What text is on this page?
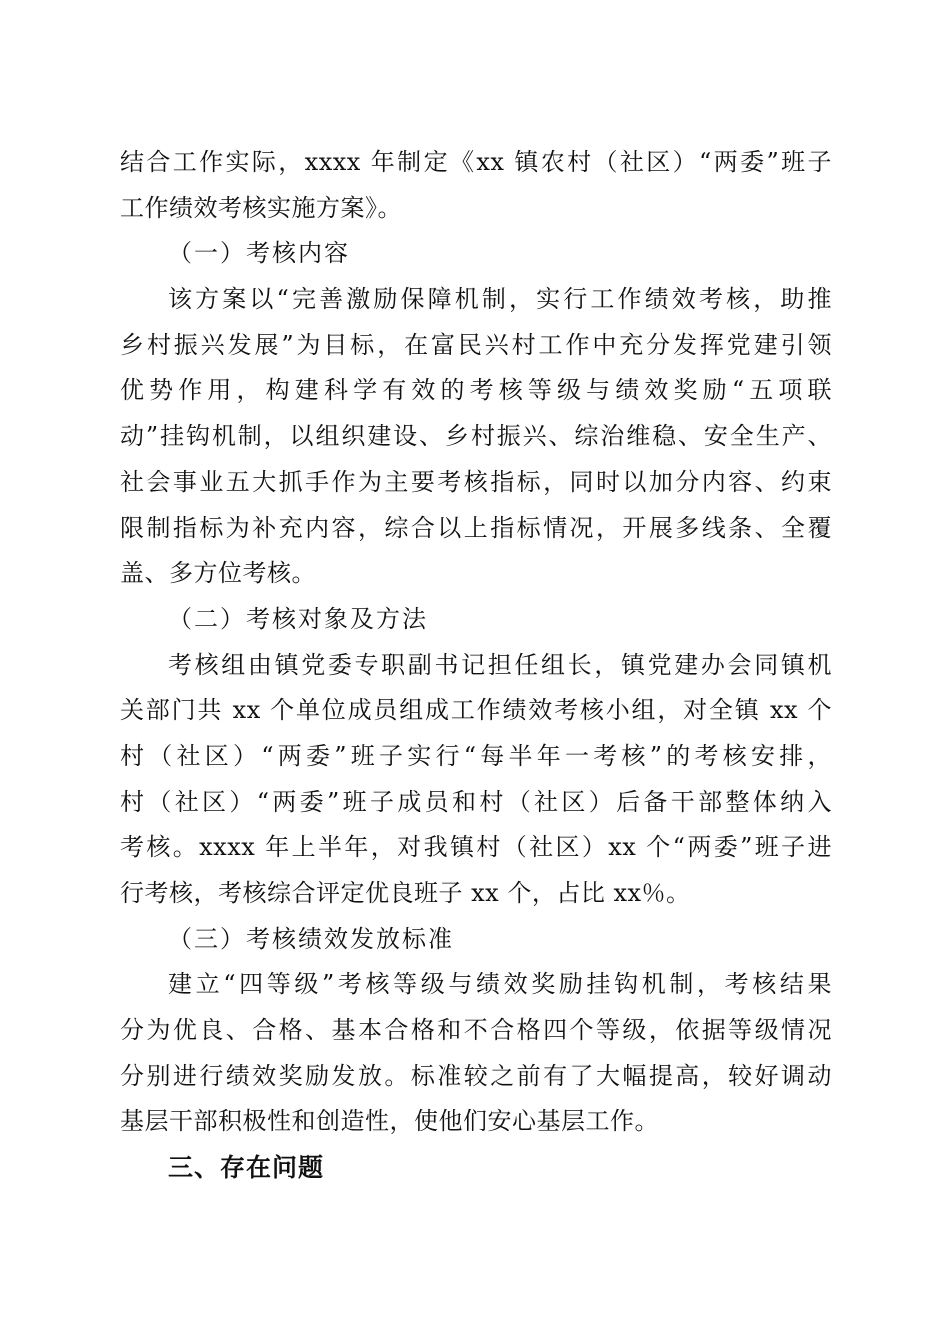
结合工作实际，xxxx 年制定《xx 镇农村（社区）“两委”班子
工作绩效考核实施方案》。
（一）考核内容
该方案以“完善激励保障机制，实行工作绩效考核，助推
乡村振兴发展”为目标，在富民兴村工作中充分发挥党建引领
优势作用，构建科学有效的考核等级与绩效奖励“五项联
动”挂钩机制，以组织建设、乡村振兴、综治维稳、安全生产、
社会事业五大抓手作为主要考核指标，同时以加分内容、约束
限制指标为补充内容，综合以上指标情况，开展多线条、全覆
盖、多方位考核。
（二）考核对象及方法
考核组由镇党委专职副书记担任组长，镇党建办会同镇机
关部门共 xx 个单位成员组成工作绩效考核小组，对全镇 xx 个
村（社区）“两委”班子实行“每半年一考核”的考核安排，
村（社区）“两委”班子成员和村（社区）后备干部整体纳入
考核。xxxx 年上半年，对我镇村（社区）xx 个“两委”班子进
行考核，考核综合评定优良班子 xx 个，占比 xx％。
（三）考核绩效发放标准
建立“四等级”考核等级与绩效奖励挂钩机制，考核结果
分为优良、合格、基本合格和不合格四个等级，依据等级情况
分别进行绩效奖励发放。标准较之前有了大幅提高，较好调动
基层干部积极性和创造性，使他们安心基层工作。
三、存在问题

---

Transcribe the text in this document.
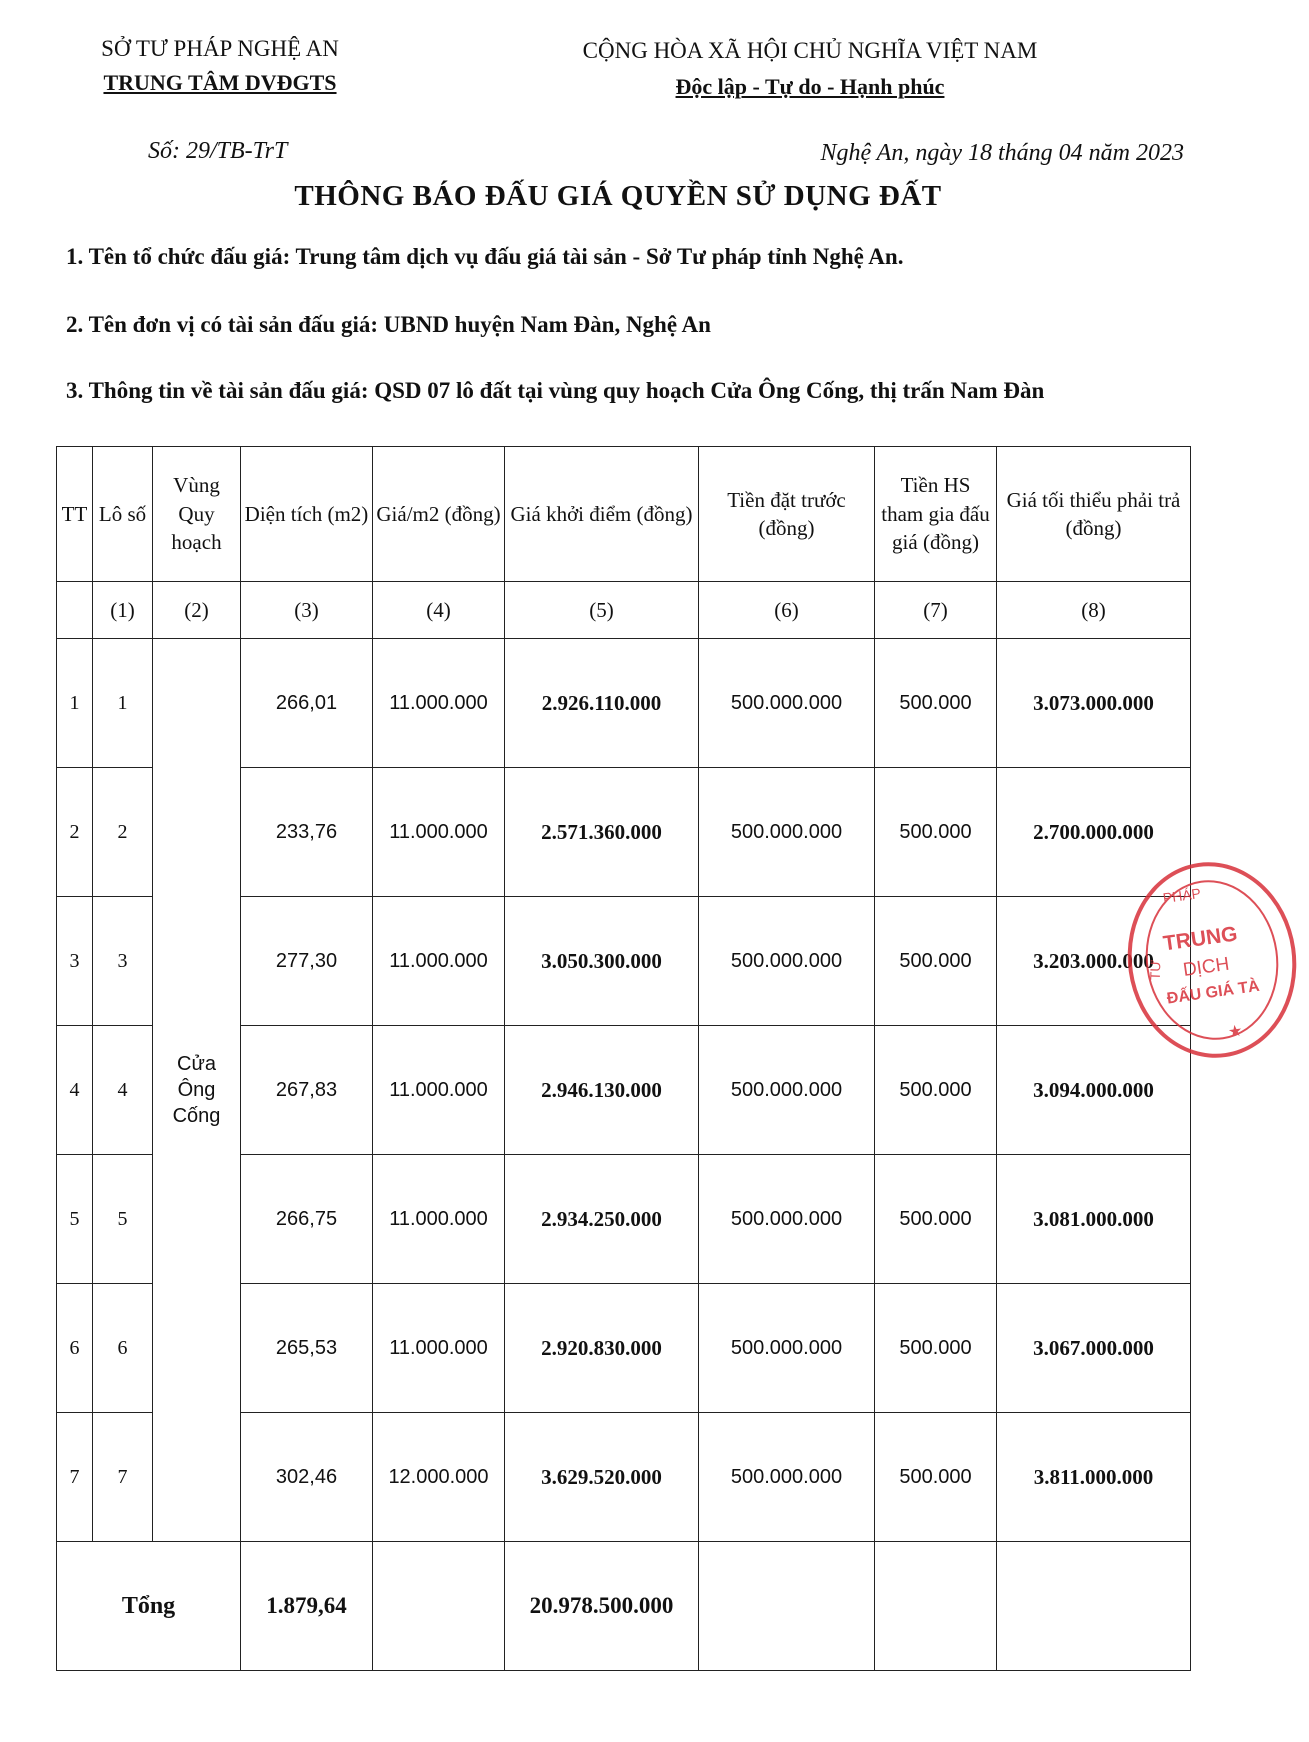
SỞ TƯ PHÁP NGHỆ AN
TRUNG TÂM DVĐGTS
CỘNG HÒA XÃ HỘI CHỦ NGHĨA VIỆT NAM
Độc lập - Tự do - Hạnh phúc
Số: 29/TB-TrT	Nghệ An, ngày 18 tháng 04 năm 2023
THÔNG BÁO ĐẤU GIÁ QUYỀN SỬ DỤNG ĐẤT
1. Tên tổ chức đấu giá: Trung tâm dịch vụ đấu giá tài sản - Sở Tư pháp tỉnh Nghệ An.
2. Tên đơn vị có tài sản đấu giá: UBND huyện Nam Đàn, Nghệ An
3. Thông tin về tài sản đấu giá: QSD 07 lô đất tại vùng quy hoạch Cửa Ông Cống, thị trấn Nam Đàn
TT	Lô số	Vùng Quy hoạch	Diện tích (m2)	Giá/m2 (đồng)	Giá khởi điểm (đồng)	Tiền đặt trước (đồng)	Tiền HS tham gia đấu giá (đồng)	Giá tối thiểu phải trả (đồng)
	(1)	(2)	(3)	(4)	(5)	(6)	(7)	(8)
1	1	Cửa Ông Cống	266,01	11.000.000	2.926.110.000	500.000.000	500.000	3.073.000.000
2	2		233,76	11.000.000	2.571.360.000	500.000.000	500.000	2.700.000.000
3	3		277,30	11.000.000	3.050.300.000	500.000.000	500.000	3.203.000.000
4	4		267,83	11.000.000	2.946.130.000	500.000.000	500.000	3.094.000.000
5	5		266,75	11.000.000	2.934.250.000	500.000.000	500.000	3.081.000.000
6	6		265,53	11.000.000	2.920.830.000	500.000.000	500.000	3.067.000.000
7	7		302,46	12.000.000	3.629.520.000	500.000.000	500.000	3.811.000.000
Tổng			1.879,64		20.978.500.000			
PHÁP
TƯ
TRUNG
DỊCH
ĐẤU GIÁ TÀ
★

...

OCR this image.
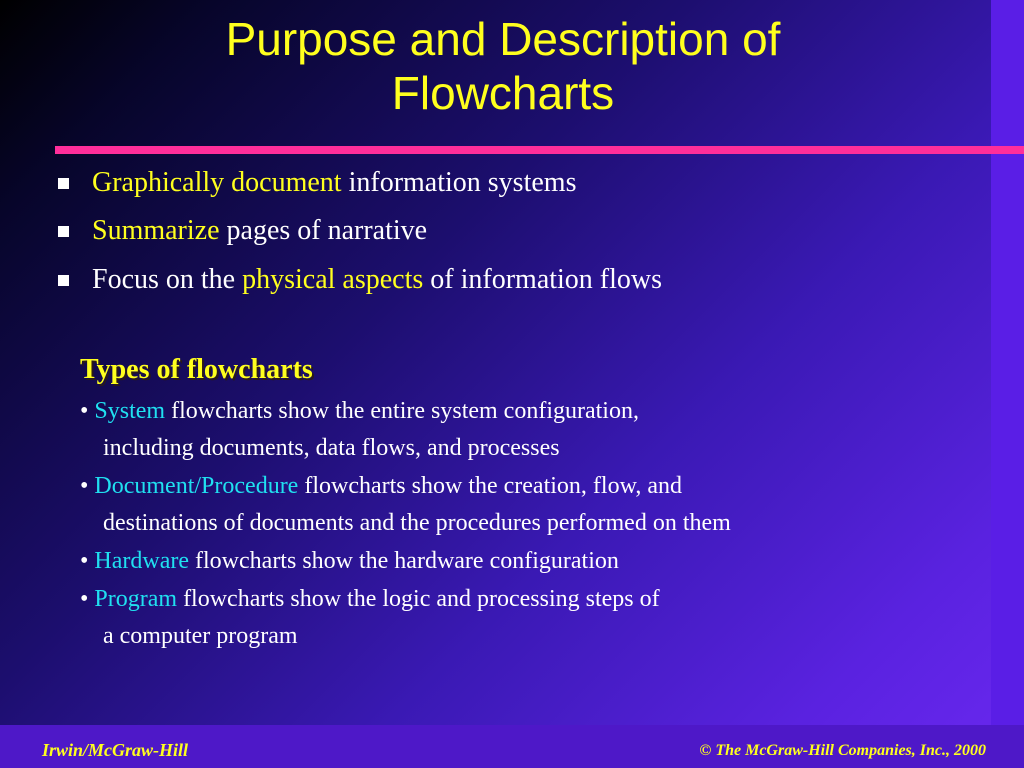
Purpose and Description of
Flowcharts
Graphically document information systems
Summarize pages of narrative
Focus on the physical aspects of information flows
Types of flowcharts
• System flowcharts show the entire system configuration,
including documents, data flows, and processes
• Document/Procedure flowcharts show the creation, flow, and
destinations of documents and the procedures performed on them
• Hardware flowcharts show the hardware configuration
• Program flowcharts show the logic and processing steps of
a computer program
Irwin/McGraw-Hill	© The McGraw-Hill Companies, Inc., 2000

#### THE EXERCISE:
Check every line for "documents" and show the ones that have it.

#### OUTPUT OF THE EXERCISE:
including documents, data flows, and processes
destinations of documents and the procedures performed on them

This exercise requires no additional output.